ENTRIES SUPPLIED:
────────────────

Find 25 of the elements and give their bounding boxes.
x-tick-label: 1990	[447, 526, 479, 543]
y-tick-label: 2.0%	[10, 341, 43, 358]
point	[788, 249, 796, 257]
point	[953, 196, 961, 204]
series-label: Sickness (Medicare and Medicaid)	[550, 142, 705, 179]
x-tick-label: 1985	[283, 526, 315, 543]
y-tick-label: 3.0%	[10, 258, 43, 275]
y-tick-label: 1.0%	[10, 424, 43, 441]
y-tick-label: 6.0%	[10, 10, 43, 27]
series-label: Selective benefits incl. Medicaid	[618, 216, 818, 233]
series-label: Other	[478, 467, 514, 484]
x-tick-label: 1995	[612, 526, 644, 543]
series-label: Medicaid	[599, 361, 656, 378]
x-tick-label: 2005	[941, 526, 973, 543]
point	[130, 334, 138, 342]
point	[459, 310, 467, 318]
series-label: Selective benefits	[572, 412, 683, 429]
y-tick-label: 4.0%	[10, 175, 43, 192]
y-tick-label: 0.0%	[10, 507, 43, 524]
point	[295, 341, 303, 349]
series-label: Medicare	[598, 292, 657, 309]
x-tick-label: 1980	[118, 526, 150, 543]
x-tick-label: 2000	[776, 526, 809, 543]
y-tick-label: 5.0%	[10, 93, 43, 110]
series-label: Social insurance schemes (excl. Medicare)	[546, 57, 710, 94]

────────────────

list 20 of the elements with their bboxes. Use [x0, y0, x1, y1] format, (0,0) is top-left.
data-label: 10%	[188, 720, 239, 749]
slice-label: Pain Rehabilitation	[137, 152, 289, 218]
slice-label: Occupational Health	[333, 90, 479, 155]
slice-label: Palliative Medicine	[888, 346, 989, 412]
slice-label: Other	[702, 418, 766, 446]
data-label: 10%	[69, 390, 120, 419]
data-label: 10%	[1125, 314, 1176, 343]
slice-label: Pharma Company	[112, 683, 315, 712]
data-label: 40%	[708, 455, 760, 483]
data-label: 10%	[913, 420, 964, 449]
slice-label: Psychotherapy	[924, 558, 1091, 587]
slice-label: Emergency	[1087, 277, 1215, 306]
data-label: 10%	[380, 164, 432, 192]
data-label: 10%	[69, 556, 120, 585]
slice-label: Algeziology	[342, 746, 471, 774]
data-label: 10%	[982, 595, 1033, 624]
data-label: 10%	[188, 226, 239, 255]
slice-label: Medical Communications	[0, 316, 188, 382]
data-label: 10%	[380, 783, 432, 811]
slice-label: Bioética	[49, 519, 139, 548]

────────────────

THE REQUEST: Rename "Selective benefits" to "Targeted benefits" in the entries that start with the line containing "Find 25 of the" and end with the line containing "292, 657, 309]", including both of those lines. Return only those lines, with nothing else changed.

THE ANSWER:
Find 25 of the elements and give their bounding boxes.
x-tick-label: 1990	[447, 526, 479, 543]
y-tick-label: 2.0%	[10, 341, 43, 358]
point	[788, 249, 796, 257]
point	[953, 196, 961, 204]
series-label: Sickness (Medicare and Medicaid)	[550, 142, 705, 179]
x-tick-label: 1985	[283, 526, 315, 543]
y-tick-label: 3.0%	[10, 258, 43, 275]
y-tick-label: 1.0%	[10, 424, 43, 441]
y-tick-label: 6.0%	[10, 10, 43, 27]
series-label: Targeted benefits incl. Medicaid	[618, 216, 818, 233]
series-label: Other	[478, 467, 514, 484]
x-tick-label: 1995	[612, 526, 644, 543]
series-label: Medicaid	[599, 361, 656, 378]
x-tick-label: 2005	[941, 526, 973, 543]
point	[130, 334, 138, 342]
point	[459, 310, 467, 318]
series-label: Targeted benefits	[572, 412, 683, 429]
y-tick-label: 4.0%	[10, 175, 43, 192]
y-tick-label: 0.0%	[10, 507, 43, 524]
point	[295, 341, 303, 349]
series-label: Medicare	[598, 292, 657, 309]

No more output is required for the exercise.